Task brief: Output every line of the entries below as a numbered list, omitting any blank lines.

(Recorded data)
---+---
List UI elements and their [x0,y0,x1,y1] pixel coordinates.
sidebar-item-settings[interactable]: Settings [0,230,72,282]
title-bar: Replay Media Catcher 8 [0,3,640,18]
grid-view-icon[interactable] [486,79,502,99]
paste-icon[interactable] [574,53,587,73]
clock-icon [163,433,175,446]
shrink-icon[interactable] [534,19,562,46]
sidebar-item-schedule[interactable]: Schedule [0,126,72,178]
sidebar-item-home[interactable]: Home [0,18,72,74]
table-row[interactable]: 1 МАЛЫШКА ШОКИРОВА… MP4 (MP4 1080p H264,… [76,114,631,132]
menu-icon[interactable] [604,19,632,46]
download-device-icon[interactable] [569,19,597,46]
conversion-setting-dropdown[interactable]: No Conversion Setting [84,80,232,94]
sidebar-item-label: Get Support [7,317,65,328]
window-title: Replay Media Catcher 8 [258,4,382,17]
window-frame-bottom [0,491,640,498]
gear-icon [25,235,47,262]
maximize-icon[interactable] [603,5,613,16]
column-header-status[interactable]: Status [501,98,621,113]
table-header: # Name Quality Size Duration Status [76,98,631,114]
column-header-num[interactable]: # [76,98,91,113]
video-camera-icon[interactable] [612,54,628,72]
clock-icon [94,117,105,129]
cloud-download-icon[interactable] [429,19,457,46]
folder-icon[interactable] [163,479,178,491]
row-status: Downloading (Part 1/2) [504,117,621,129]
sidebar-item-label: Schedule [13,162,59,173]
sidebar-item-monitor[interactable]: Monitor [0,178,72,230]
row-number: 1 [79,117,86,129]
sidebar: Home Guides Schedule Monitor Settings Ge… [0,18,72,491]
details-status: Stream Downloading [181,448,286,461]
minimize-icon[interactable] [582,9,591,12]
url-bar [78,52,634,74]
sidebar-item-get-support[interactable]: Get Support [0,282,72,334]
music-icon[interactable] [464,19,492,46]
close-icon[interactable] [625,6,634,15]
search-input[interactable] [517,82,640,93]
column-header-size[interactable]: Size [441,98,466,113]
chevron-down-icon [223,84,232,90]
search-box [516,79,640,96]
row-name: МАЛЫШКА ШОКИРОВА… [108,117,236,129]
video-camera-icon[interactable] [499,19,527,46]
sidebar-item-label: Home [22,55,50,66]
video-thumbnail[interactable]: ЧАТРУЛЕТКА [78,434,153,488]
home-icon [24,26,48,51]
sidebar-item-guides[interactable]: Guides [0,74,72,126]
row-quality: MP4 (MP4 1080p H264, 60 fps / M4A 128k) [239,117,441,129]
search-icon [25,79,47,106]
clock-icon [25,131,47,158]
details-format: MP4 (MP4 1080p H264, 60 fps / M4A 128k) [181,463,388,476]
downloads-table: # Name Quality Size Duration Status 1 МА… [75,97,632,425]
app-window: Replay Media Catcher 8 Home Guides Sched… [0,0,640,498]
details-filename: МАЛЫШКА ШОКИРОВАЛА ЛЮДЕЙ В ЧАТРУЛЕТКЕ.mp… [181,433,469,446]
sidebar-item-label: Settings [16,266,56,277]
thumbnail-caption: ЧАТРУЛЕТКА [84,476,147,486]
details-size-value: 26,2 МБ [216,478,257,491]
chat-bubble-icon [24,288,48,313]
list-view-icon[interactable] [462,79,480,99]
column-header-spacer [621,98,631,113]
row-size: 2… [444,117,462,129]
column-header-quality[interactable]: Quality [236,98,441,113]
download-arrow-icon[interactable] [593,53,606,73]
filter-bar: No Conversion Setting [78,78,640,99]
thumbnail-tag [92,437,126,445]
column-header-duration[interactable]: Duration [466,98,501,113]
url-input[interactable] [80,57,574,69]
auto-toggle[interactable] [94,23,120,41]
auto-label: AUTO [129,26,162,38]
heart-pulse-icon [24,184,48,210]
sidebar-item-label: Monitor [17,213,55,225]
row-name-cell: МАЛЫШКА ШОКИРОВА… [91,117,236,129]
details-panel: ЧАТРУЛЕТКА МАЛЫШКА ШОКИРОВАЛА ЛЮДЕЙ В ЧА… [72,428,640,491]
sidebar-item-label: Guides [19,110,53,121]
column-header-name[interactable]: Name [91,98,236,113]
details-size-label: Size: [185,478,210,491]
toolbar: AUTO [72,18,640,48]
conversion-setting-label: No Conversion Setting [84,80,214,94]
---+---
Expected answer:
1. List UI elements and their [x0,y0,x1,y1] pixel coordinates.
2. sidebar-item-settings[interactable]: Settings [0,230,72,282]
3. title-bar: Replay Media Catcher 8 [0,3,640,18]
4. grid-view-icon[interactable] [486,79,502,99]
5. paste-icon[interactable] [574,53,587,73]
6. clock-icon [163,433,175,446]
7. shrink-icon[interactable] [534,19,562,46]
8. sidebar-item-schedule[interactable]: Schedule [0,126,72,178]
9. sidebar-item-home[interactable]: Home [0,18,72,74]
10. table-row[interactable]: 1 МАЛЫШКА ШОКИРОВА… MP4 (MP4 1080p H264,… [76,114,631,132]
11. menu-icon[interactable] [604,19,632,46]
12. download-device-icon[interactable] [569,19,597,46]
13. conversion-setting-dropdown[interactable]: No Conversion Setting [84,80,232,94]
14. sidebar-item-label: Get Support [7,317,65,328]
15. window-title: Replay Media Catcher 8 [258,4,382,17]
16. window-frame-bottom [0,491,640,498]
17. gear-icon [25,235,47,262]
18. maximize-icon[interactable] [603,5,613,16]
19. column-header-status[interactable]: Status [501,98,621,113]
20. table-header: # Name Quality Size Duration Status [76,98,631,114]
21. column-header-num[interactable]: # [76,98,91,113]
22. video-camera-icon[interactable] [612,54,628,72]
23. clock-icon [94,117,105,129]
24. cloud-download-icon[interactable] [429,19,457,46]
25. folder-icon[interactable] [163,479,178,491]
26. row-status: Downloading (Part 1/2) [504,117,621,129]
27. sidebar-item-label: Schedule [13,162,59,173]
28. sidebar-item-monitor[interactable]: Monitor [0,178,72,230]
29. row-number: 1 [79,117,86,129]
30. sidebar: Home Guides Schedule Monitor Settings Ge… [0,18,72,491]
31. details-status: Stream Downloading [181,448,286,461]
32. minimize-icon[interactable] [582,9,591,12]
33. url-bar [78,52,634,74]
34. sidebar-item-get-support[interactable]: Get Support [0,282,72,334]
35. music-icon[interactable] [464,19,492,46]
36. close-icon[interactable] [625,6,634,15]
37. search-input[interactable] [517,82,640,93]
38. column-header-size[interactable]: Size [441,98,466,113]
39. chevron-down-icon [223,84,232,90]
40. search-box [516,79,640,96]
41. row-name: МАЛЫШКА ШОКИРОВА… [108,117,236,129]
42. video-camera-icon[interactable] [499,19,527,46]
43. sidebar-item-label: Home [22,55,50,66]
44. video-thumbnail[interactable]: ЧАТРУЛЕТКА [78,434,153,488]
45. home-icon [24,26,48,51]
46. sidebar-item-guides[interactable]: Guides [0,74,72,126]
47. row-quality: MP4 (MP4 1080p H264, 60 fps / M4A 128k) [239,117,441,129]
48. search-icon [25,79,47,106]
49. clock-icon [25,131,47,158]
50. details-format: MP4 (MP4 1080p H264, 60 fps / M4A 128k) [181,463,388,476]
51. downloads-table: # Name Quality Size Duration Status 1 МА… [75,97,632,425]
52. app-window: Replay Media Catcher 8 Home Guides Sched… [0,0,640,498]
53. details-filename: МАЛЫШКА ШОКИРОВАЛА ЛЮДЕЙ В ЧАТРУЛЕТКЕ.mp… [181,433,469,446]
54. sidebar-item-label: Settings [16,266,56,277]
55. thumbnail-caption: ЧАТРУЛЕТКА [84,476,147,486]
56. details-size-value: 26,2 МБ [216,478,257,491]
57. chat-bubble-icon [24,288,48,313]
58. list-view-icon[interactable] [462,79,480,99]
59. column-header-spacer [621,98,631,113]
60. row-size: 2… [444,117,462,129]
61. column-header-quality[interactable]: Quality [236,98,441,113]
62. download-arrow-icon[interactable] [593,53,606,73]
63. filter-bar: No Conversion Setting [78,78,640,99]
64. thumbnail-tag [92,437,126,445]
65. column-header-duration[interactable]: Duration [466,98,501,113]
66. url-input[interactable] [80,57,574,69]
67. auto-toggle[interactable] [94,23,120,41]
68. auto-label: AUTO [129,26,162,38]
69. heart-pulse-icon [24,184,48,210]
70. sidebar-item-label: Monitor [17,213,55,225]
71. row-name-cell: МАЛЫШКА ШОКИРОВА… [91,117,236,129]
72. details-panel: ЧАТРУЛЕТКА МАЛЫШКА ШОКИРОВАЛА ЛЮДЕЙ В ЧА… [72,428,640,491]
73. sidebar-item-label: Guides [19,110,53,121]
74. column-header-name[interactable]: Name [91,98,236,113]
75. details-size-label: Size: [185,478,210,491]
76. toolbar: AUTO [72,18,640,48]
77. conversion-setting-label: No Conversion Setting [84,80,214,94]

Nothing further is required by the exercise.